━━━ DATA TO PROCESS

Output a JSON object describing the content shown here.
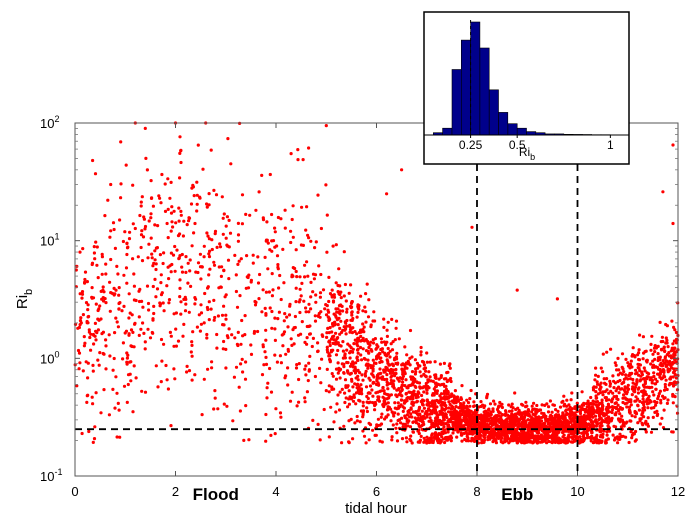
{
  "chart_data": [
    {
      "type": "scatter",
      "title": "",
      "xlabel": "tidal hour",
      "ylabel_main": "Ri",
      "ylabel_sub": "b",
      "xlim": [
        0,
        12
      ],
      "ylim": [
        0.1,
        100
      ],
      "yscale": "log",
      "x_ticks": [
        0,
        2,
        4,
        6,
        8,
        10,
        12
      ],
      "x_tick_labels": [
        "0",
        "2",
        "4",
        "6",
        "8",
        "10",
        "12"
      ],
      "y_ticks": [
        0.1,
        1,
        10,
        100
      ],
      "y_tick_labels": [
        {
          "base": "10",
          "exp": "-1"
        },
        {
          "base": "10",
          "exp": "0"
        },
        {
          "base": "10",
          "exp": "1"
        },
        {
          "base": "10",
          "exp": "2"
        }
      ],
      "marker_color": "#ff0000",
      "grid": false,
      "reference_lines": {
        "horizontal_y": 0.25,
        "vertical_x": [
          8,
          10
        ],
        "style": "dashed",
        "color": "#000000"
      },
      "phase_labels": [
        {
          "text": "Flood",
          "x": 3.0
        },
        {
          "text": "Ebb",
          "x": 9.0
        }
      ],
      "trend_median": [
        {
          "x": 0.0,
          "y": 1.5
        },
        {
          "x": 0.5,
          "y": 2.0
        },
        {
          "x": 1.0,
          "y": 3.0
        },
        {
          "x": 1.5,
          "y": 5.0
        },
        {
          "x": 2.0,
          "y": 7.0
        },
        {
          "x": 2.5,
          "y": 6.0
        },
        {
          "x": 3.0,
          "y": 4.0
        },
        {
          "x": 3.5,
          "y": 3.0
        },
        {
          "x": 4.0,
          "y": 2.5
        },
        {
          "x": 4.5,
          "y": 2.5
        },
        {
          "x": 5.0,
          "y": 2.0
        },
        {
          "x": 5.5,
          "y": 1.0
        },
        {
          "x": 6.0,
          "y": 0.7
        },
        {
          "x": 6.5,
          "y": 0.55
        },
        {
          "x": 7.0,
          "y": 0.4
        },
        {
          "x": 7.5,
          "y": 0.33
        },
        {
          "x": 8.0,
          "y": 0.28
        },
        {
          "x": 8.5,
          "y": 0.26
        },
        {
          "x": 9.0,
          "y": 0.25
        },
        {
          "x": 9.5,
          "y": 0.26
        },
        {
          "x": 10.0,
          "y": 0.27
        },
        {
          "x": 10.5,
          "y": 0.33
        },
        {
          "x": 11.0,
          "y": 0.45
        },
        {
          "x": 11.5,
          "y": 0.65
        },
        {
          "x": 12.0,
          "y": 0.9
        }
      ],
      "outliers": [
        {
          "x": 0.35,
          "y": 48
        },
        {
          "x": 1.2,
          "y": 100
        },
        {
          "x": 1.4,
          "y": 90
        },
        {
          "x": 2.0,
          "y": 100
        },
        {
          "x": 2.6,
          "y": 100
        },
        {
          "x": 3.1,
          "y": 45
        },
        {
          "x": 4.3,
          "y": 55
        },
        {
          "x": 5.0,
          "y": 95
        },
        {
          "x": 6.5,
          "y": 40
        },
        {
          "x": 6.2,
          "y": 25
        },
        {
          "x": 7.9,
          "y": 13
        },
        {
          "x": 8.8,
          "y": 3.8
        },
        {
          "x": 9.6,
          "y": 3.2
        },
        {
          "x": 11.9,
          "y": 65
        },
        {
          "x": 11.7,
          "y": 26
        },
        {
          "x": 11.9,
          "y": 14
        },
        {
          "x": 0.1,
          "y": 8
        },
        {
          "x": 0.15,
          "y": 3.5
        }
      ]
    },
    {
      "type": "bar",
      "title": "",
      "xlabel_main": "Ri",
      "xlabel_sub": "b",
      "xlim": [
        0,
        1.1
      ],
      "x_ticks": [
        0.25,
        0.5,
        1
      ],
      "x_tick_labels": [
        "0.25",
        "0.5",
        "1"
      ],
      "y_ticks_shown": false,
      "bar_color": "#00008b",
      "bar_edge_color": "#000000",
      "reference_line_x": 0.25,
      "bins": [
        {
          "x0": 0.05,
          "x1": 0.1,
          "value": 2
        },
        {
          "x0": 0.1,
          "x1": 0.15,
          "value": 6
        },
        {
          "x0": 0.15,
          "x1": 0.2,
          "value": 58
        },
        {
          "x0": 0.2,
          "x1": 0.25,
          "value": 84
        },
        {
          "x0": 0.25,
          "x1": 0.3,
          "value": 100
        },
        {
          "x0": 0.3,
          "x1": 0.35,
          "value": 77
        },
        {
          "x0": 0.35,
          "x1": 0.4,
          "value": 40
        },
        {
          "x0": 0.4,
          "x1": 0.45,
          "value": 20
        },
        {
          "x0": 0.45,
          "x1": 0.5,
          "value": 10
        },
        {
          "x0": 0.5,
          "x1": 0.55,
          "value": 6
        },
        {
          "x0": 0.55,
          "x1": 0.6,
          "value": 3
        },
        {
          "x0": 0.6,
          "x1": 0.65,
          "value": 2
        },
        {
          "x0": 0.65,
          "x1": 0.7,
          "value": 1
        },
        {
          "x0": 0.7,
          "x1": 0.75,
          "value": 1
        },
        {
          "x0": 0.75,
          "x1": 0.8,
          "value": 0.6
        },
        {
          "x0": 0.8,
          "x1": 0.85,
          "value": 0.5
        },
        {
          "x0": 0.85,
          "x1": 0.9,
          "value": 0.4
        },
        {
          "x0": 0.9,
          "x1": 0.95,
          "value": 0.3
        },
        {
          "x0": 0.95,
          "x1": 1.0,
          "value": 0.3
        },
        {
          "x0": 1.0,
          "x1": 1.05,
          "value": 0.2
        }
      ]
    }
  ]
}
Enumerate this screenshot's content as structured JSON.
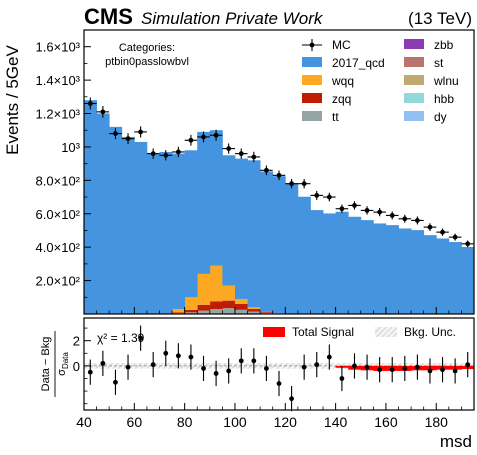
{
  "header": {
    "experiment": "CMS",
    "label": "Simulation Private Work",
    "energy": "(13 TeV)"
  },
  "categories_box": {
    "title": "Categories:",
    "name": "ptbin0passlowbvl"
  },
  "ratio_panel": {
    "chi2_label": "χ² = 1.39",
    "legend": [
      {
        "label": "Total Signal",
        "color": "#ff0000"
      },
      {
        "label": "Bkg. Unc.",
        "color": "#d9d9d9"
      }
    ]
  },
  "chart_data": {
    "type": "bar",
    "xlabel": "msd",
    "ylabel": "Events / 5GeV",
    "ratio_ylabel": "(Data - Bkg) / σ_Data",
    "xlim": [
      40,
      195
    ],
    "ylim": [
      0,
      1700
    ],
    "ratio_ylim": [
      -3.5,
      3.8
    ],
    "bin_edges": [
      40,
      45,
      50,
      55,
      60,
      65,
      70,
      75,
      80,
      85,
      90,
      95,
      100,
      105,
      110,
      115,
      120,
      125,
      130,
      135,
      140,
      145,
      150,
      155,
      160,
      165,
      170,
      175,
      180,
      185,
      190,
      195
    ],
    "x_ticks": [
      40,
      60,
      80,
      100,
      120,
      140,
      160,
      180
    ],
    "y_ticks": [
      {
        "v": 200,
        "label": "2.0×10²"
      },
      {
        "v": 400,
        "label": "4.0×10²"
      },
      {
        "v": 600,
        "label": "6.0×10²"
      },
      {
        "v": 800,
        "label": "8.0×10²"
      },
      {
        "v": 1000,
        "label": "10³"
      },
      {
        "v": 1200,
        "label": "1.2×10³"
      },
      {
        "v": 1400,
        "label": "1.4×10³"
      },
      {
        "v": 1600,
        "label": "1.6×10³"
      }
    ],
    "ratio_ticks": [
      0,
      2
    ],
    "series": [
      {
        "name": "tt",
        "color": "#94a4a2",
        "values": [
          0,
          0,
          0,
          0,
          0,
          0,
          0,
          5,
          10,
          20,
          30,
          35,
          25,
          15,
          8,
          5,
          3,
          2,
          2,
          2,
          2,
          2,
          2,
          2,
          2,
          2,
          2,
          2,
          2,
          1,
          1
        ]
      },
      {
        "name": "zqq",
        "color": "#c01c02",
        "values": [
          0,
          0,
          0,
          0,
          0,
          0,
          0,
          5,
          15,
          35,
          45,
          45,
          35,
          15,
          5,
          0,
          0,
          0,
          0,
          0,
          0,
          0,
          0,
          0,
          0,
          0,
          0,
          0,
          0,
          0,
          0
        ]
      },
      {
        "name": "wqq",
        "color": "#fca822",
        "values": [
          0,
          0,
          0,
          0,
          0,
          0,
          0,
          20,
          75,
          185,
          215,
          90,
          30,
          10,
          0,
          0,
          0,
          0,
          0,
          0,
          0,
          0,
          0,
          0,
          0,
          0,
          0,
          0,
          0,
          0,
          0
        ]
      },
      {
        "name": "2017_qcd",
        "color": "#4594e0",
        "values": [
          1280,
          1200,
          1120,
          1060,
          1030,
          960,
          970,
          930,
          880,
          850,
          810,
          780,
          840,
          880,
          840,
          820,
          780,
          700,
          620,
          600,
          610,
          580,
          560,
          540,
          530,
          510,
          500,
          470,
          450,
          430,
          400
        ]
      },
      {
        "name": "zbb",
        "color": "#8e3ab4",
        "values": [
          0,
          0,
          0,
          0,
          0,
          0,
          0,
          0,
          0,
          0,
          0,
          0,
          0,
          0,
          0,
          0,
          0,
          0,
          0,
          0,
          0,
          0,
          0,
          0,
          0,
          0,
          0,
          0,
          0,
          0,
          0
        ]
      },
      {
        "name": "st",
        "color": "#b9746b",
        "values": [
          0,
          0,
          0,
          0,
          0,
          0,
          0,
          0,
          0,
          0,
          0,
          0,
          0,
          0,
          0,
          0,
          0,
          0,
          0,
          0,
          0,
          0,
          0,
          0,
          0,
          0,
          0,
          0,
          0,
          0,
          0
        ]
      },
      {
        "name": "wlnu",
        "color": "#bfa970",
        "values": [
          0,
          0,
          0,
          0,
          0,
          0,
          0,
          0,
          0,
          0,
          0,
          0,
          0,
          0,
          0,
          0,
          0,
          0,
          0,
          0,
          0,
          0,
          0,
          0,
          0,
          0,
          0,
          0,
          0,
          0,
          0
        ]
      },
      {
        "name": "hbb",
        "color": "#92d8d8",
        "values": [
          0,
          0,
          0,
          0,
          0,
          0,
          0,
          0,
          0,
          0,
          0,
          0,
          0,
          0,
          0,
          0,
          0,
          0,
          0,
          0,
          0,
          0,
          0,
          0,
          0,
          0,
          0,
          0,
          0,
          0,
          0
        ]
      },
      {
        "name": "dy",
        "color": "#93c0f2",
        "values": [
          0,
          0,
          0,
          0,
          0,
          0,
          0,
          0,
          0,
          0,
          0,
          0,
          0,
          0,
          0,
          0,
          0,
          0,
          0,
          0,
          0,
          0,
          0,
          0,
          0,
          0,
          0,
          0,
          0,
          0,
          0
        ]
      }
    ],
    "mc": {
      "name": "MC",
      "values": [
        1260,
        1210,
        1080,
        1050,
        1090,
        960,
        950,
        970,
        1040,
        1060,
        1070,
        990,
        960,
        940,
        860,
        830,
        780,
        780,
        710,
        700,
        630,
        650,
        620,
        610,
        590,
        570,
        560,
        520,
        490,
        460,
        420
      ],
      "errors": [
        36,
        35,
        33,
        32,
        33,
        31,
        31,
        31,
        32,
        33,
        33,
        31,
        31,
        31,
        29,
        29,
        28,
        28,
        27,
        26,
        25,
        25,
        25,
        25,
        24,
        24,
        24,
        23,
        22,
        21,
        20
      ]
    },
    "ratio": {
      "values": [
        -0.5,
        0.2,
        -1.3,
        -0.1,
        2.2,
        0.1,
        1.0,
        0.8,
        0.7,
        -0.2,
        -0.6,
        -0.4,
        0.4,
        0.4,
        -0.2,
        -1.4,
        -2.6,
        -0.1,
        0.1,
        0.7,
        -1.0,
        0.0,
        -0.1,
        -0.3,
        -0.3,
        -0.2,
        -0.1,
        -0.4,
        -0.3,
        -0.4,
        0.1
      ],
      "errors": [
        1,
        1,
        1,
        1,
        1,
        1,
        1,
        1,
        1,
        1,
        1,
        1,
        1,
        1,
        1,
        1,
        1,
        1,
        1,
        1,
        1,
        1,
        1,
        1,
        1,
        1,
        1,
        1,
        1,
        1,
        1
      ],
      "signal": [
        0,
        0,
        0,
        0,
        0,
        0,
        0,
        0,
        0,
        0,
        0,
        0,
        0,
        0,
        0,
        0,
        0,
        0,
        0,
        0,
        -0.15,
        -0.3,
        -0.35,
        -0.4,
        -0.4,
        -0.4,
        -0.35,
        -0.35,
        -0.3,
        -0.3,
        -0.25
      ],
      "bkg_unc": 0.22
    }
  }
}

━━━━━━

WHAT THE EXERCISE ASKS
Pick out all the lines with the word "name" in them and copy them.

RESPONSE
    "name": "ptbin0passlowbvl"
        "name": "tt",
        "name": "zqq",
        "name": "wqq",
        "name": "2017_qcd",
        "name": "zbb",
        "name": "st",
        "name": "wlnu",
        "name": "hbb",
        "name": "dy",
      "name": "MC",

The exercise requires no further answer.